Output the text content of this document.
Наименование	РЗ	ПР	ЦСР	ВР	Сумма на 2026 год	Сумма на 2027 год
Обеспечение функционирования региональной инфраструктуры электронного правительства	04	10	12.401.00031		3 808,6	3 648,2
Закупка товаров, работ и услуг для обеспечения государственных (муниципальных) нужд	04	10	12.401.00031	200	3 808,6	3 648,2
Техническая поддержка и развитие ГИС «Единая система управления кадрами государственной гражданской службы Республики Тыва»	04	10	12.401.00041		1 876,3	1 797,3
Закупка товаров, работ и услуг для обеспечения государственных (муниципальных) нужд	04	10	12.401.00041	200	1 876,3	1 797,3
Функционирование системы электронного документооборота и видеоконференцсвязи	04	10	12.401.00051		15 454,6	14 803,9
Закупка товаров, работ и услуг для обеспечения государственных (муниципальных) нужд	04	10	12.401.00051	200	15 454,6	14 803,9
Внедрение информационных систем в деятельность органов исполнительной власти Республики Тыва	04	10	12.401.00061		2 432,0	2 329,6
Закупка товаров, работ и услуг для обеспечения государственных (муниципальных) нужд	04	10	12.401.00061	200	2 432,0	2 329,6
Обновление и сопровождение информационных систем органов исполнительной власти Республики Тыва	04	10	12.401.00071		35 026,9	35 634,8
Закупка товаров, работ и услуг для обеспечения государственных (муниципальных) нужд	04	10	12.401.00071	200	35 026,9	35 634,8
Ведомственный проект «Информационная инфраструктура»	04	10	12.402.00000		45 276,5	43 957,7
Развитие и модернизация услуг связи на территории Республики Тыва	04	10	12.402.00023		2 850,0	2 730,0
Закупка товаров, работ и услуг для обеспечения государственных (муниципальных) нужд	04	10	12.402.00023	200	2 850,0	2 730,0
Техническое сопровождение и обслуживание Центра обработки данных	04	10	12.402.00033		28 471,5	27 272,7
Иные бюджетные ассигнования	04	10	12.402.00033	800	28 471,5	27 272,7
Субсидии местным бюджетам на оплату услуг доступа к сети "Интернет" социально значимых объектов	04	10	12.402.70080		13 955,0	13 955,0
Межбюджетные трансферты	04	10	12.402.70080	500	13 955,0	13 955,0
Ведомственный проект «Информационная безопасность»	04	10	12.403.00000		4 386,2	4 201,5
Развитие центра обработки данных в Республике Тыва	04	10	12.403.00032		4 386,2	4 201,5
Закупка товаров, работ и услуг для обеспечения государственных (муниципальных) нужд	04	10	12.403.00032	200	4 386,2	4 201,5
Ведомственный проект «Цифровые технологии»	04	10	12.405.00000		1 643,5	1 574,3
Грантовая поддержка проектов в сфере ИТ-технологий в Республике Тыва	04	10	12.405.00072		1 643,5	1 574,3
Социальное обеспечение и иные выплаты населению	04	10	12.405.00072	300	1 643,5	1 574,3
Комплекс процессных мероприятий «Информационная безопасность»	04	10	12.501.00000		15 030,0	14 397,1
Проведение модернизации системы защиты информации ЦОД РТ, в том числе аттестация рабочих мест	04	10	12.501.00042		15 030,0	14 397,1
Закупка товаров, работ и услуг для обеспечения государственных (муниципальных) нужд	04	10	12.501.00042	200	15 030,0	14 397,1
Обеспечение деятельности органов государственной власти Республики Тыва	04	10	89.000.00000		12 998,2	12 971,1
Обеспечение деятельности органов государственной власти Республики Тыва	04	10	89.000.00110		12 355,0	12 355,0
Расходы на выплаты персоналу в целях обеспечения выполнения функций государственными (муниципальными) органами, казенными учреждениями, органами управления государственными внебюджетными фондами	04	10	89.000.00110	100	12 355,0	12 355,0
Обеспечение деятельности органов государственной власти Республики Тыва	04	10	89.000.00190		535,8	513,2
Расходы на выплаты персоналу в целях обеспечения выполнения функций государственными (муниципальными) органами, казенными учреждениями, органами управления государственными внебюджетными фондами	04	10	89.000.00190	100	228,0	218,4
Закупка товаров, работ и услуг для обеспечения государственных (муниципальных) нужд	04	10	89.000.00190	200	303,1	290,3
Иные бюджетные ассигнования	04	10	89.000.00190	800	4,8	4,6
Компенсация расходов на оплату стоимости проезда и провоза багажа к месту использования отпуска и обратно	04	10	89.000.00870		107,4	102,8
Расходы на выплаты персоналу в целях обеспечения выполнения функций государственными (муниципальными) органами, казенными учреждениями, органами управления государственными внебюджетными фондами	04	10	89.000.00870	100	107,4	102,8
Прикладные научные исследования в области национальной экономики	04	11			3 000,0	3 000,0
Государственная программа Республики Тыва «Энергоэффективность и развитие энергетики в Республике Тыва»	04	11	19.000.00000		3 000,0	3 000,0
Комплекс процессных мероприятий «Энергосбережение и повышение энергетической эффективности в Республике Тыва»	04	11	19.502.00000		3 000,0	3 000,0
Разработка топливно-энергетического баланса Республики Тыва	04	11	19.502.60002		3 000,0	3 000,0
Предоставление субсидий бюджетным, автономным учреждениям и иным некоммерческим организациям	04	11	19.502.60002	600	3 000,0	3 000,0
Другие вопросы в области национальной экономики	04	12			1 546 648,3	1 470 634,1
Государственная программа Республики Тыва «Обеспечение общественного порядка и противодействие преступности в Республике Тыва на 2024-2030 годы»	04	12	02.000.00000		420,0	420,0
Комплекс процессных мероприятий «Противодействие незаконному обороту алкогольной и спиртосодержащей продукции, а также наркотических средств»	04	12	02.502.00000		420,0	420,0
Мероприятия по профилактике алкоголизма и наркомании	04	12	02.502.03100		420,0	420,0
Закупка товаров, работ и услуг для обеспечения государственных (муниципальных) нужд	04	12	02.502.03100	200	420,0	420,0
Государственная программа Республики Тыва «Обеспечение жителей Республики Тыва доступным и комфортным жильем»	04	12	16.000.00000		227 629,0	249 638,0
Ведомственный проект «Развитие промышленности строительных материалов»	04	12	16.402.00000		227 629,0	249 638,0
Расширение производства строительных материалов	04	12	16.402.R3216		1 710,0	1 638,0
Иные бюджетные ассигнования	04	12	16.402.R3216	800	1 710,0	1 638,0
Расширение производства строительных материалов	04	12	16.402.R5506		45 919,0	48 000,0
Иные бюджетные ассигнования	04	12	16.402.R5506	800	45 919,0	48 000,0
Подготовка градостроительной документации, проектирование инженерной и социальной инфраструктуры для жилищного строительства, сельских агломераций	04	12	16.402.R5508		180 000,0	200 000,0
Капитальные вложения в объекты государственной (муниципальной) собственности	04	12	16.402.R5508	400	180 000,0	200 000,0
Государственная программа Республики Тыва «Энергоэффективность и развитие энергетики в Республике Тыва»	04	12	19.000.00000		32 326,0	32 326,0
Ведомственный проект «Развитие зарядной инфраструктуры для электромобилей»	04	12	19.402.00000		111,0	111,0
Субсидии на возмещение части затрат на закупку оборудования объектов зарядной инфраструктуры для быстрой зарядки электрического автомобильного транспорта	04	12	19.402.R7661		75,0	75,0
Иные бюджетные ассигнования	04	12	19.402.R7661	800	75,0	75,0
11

# Short problem:
Take every line from the records above that has the word "Расходы" and copy it.

# Finished exercise:
Расходы на выплаты персоналу в целях обеспечения выполнения функций государственными (муниципальными) органами, казенными учреждениями, органами управления государственными внебюджетными фондами	04	10	89.000.00110	100	12 355,0	12 355,0
Расходы на выплаты персоналу в целях обеспечения выполнения функций государственными (муниципальными) органами, казенными учреждениями, органами управления государственными внебюджетными фондами	04	10	89.000.00190	100	228,0	218,4
Расходы на выплаты персоналу в целях обеспечения выполнения функций государственными (муниципальными) органами, казенными учреждениями, органами управления государственными внебюджетными фондами	04	10	89.000.00870	100	107,4	102,8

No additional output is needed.